**** Data to process

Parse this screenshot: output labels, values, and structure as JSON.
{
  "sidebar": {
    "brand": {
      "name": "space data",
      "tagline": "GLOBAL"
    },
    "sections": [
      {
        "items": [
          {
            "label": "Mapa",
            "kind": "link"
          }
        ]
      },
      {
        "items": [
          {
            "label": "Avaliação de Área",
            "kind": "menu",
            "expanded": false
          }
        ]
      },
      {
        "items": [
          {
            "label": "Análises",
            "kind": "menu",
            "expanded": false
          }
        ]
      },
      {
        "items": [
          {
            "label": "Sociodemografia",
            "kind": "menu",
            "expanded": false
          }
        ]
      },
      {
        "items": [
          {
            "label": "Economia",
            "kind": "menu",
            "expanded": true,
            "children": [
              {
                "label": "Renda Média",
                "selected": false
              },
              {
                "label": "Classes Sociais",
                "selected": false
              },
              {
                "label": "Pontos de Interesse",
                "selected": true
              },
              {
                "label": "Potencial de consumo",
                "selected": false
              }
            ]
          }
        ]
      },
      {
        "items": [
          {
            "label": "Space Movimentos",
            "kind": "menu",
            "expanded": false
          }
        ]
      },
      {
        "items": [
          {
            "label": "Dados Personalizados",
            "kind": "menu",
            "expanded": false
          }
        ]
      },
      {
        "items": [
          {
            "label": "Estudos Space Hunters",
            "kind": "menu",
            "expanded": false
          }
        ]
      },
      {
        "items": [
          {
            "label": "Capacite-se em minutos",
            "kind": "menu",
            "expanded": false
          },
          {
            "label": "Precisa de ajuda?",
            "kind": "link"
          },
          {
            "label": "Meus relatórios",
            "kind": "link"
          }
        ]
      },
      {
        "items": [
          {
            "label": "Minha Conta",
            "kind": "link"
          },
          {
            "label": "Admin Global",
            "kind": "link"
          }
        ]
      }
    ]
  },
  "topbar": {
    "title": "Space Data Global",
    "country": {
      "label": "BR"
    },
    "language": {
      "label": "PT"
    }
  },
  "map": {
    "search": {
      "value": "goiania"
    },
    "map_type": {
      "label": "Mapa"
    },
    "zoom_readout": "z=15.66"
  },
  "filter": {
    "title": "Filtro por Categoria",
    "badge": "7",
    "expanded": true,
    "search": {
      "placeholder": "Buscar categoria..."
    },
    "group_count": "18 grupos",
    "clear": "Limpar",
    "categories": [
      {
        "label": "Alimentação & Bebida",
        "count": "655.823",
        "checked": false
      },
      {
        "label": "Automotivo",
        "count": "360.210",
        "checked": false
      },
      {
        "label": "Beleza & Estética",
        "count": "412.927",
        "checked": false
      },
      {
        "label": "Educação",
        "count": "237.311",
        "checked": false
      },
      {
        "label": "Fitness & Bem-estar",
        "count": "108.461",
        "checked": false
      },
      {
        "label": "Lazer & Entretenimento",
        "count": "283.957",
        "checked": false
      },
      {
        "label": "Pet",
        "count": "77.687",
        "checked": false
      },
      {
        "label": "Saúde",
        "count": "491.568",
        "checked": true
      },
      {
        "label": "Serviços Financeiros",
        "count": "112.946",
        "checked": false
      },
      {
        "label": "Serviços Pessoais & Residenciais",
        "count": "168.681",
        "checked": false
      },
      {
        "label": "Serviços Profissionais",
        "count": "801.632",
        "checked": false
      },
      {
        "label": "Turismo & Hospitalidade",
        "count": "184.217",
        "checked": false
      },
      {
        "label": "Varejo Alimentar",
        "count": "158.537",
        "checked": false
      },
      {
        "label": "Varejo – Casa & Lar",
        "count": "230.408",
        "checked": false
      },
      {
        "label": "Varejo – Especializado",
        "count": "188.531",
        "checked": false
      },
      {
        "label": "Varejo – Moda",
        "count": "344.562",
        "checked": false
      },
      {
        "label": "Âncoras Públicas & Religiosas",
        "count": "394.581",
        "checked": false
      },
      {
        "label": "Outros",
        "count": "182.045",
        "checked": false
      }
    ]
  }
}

********

→ Task directions
Output the listing above without altering a single character.

→ The result
Parse this screenshot: output labels, values, and structure as JSON.
{
  "sidebar": {
    "brand": {
      "name": "space data",
      "tagline": "GLOBAL"
    },
    "sections": [
      {
        "items": [
          {
            "label": "Mapa",
            "kind": "link"
          }
        ]
      },
      {
        "items": [
          {
            "label": "Avaliação de Área",
            "kind": "menu",
            "expanded": false
          }
        ]
      },
      {
        "items": [
          {
            "label": "Análises",
            "kind": "menu",
            "expanded": false
          }
        ]
      },
      {
        "items": [
          {
            "label": "Sociodemografia",
            "kind": "menu",
            "expanded": false
          }
        ]
      },
      {
        "items": [
          {
            "label": "Economia",
            "kind": "menu",
            "expanded": true,
            "children": [
              {
                "label": "Renda Média",
                "selected": false
              },
              {
                "label": "Classes Sociais",
                "selected": false
              },
              {
                "label": "Pontos de Interesse",
                "selected": true
              },
              {
                "label": "Potencial de consumo",
                "selected": false
              }
            ]
          }
        ]
      },
      {
        "items": [
          {
            "label": "Space Movimentos",
            "kind": "menu",
            "expanded": false
          }
        ]
      },
      {
        "items": [
          {
            "label": "Dados Personalizados",
            "kind": "menu",
            "expanded": false
          }
        ]
      },
      {
        "items": [
          {
            "label": "Estudos Space Hunters",
            "kind": "menu",
            "expanded": false
          }
        ]
      },
      {
        "items": [
          {
            "label": "Capacite-se em minutos",
            "kind": "menu",
            "expanded": false
          },
          {
            "label": "Precisa de ajuda?",
            "kind": "link"
          },
          {
            "label": "Meus relatórios",
            "kind": "link"
          }
        ]
      },
      {
        "items": [
          {
            "label": "Minha Conta",
            "kind": "link"
          },
          {
            "label": "Admin Global",
            "kind": "link"
          }
        ]
      }
    ]
  },
  "topbar": {
    "title": "Space Data Global",
    "country": {
      "label": "BR"
    },
    "language": {
      "label": "PT"
    }
  },
  "map": {
    "search": {
      "value": "goiania"
    },
    "map_type": {
      "label": "Mapa"
    },
    "zoom_readout": "z=15.66"
  },
  "filter": {
    "title": "Filtro por Categoria",
    "badge": "7",
    "expanded": true,
    "search": {
      "placeholder": "Buscar categoria..."
    },
    "group_count": "18 grupos",
    "clear": "Limpar",
    "categories": [
      {
        "label": "Alimentação & Bebida",
        "count": "655.823",
        "checked": false
      },
      {
        "label": "Automotivo",
        "count": "360.210",
        "checked": false
      },
      {
        "label": "Beleza & Estética",
        "count": "412.927",
        "checked": false
      },
      {
        "label": "Educação",
        "count": "237.311",
        "checked": false
      },
      {
        "label": "Fitness & Bem-estar",
        "count": "108.461",
        "checked": false
      },
      {
        "label": "Lazer & Entretenimento",
        "count": "283.957",
        "checked": false
      },
      {
        "label": "Pet",
        "count": "77.687",
        "checked": false
      },
      {
        "label": "Saúde",
        "count": "491.568",
        "checked": true
      },
      {
        "label": "Serviços Financeiros",
        "count": "112.946",
        "checked": false
      },
      {
        "label": "Serviços Pessoais & Residenciais",
        "count": "168.681",
        "checked": false
      },
      {
        "label": "Serviços Profissionais",
        "count": "801.632",
        "checked": false
      },
      {
        "label": "Turismo & Hospitalidade",
        "count": "184.217",
        "checked": false
      },
      {
        "label": "Varejo Alimentar",
        "count": "158.537",
        "checked": false
      },
      {
        "label": "Varejo – Casa & Lar",
        "count": "230.408",
        "checked": false
      },
      {
        "label": "Varejo – Especializado",
        "count": "188.531",
        "checked": false
      },
      {
        "label": "Varejo – Moda",
        "count": "344.562",
        "checked": false
      },
      {
        "label": "Âncoras Públicas & Religiosas",
        "count": "394.581",
        "checked": false
      },
      {
        "label": "Outros",
        "count": "182.045",
        "checked": false
      }
    ]
  }
}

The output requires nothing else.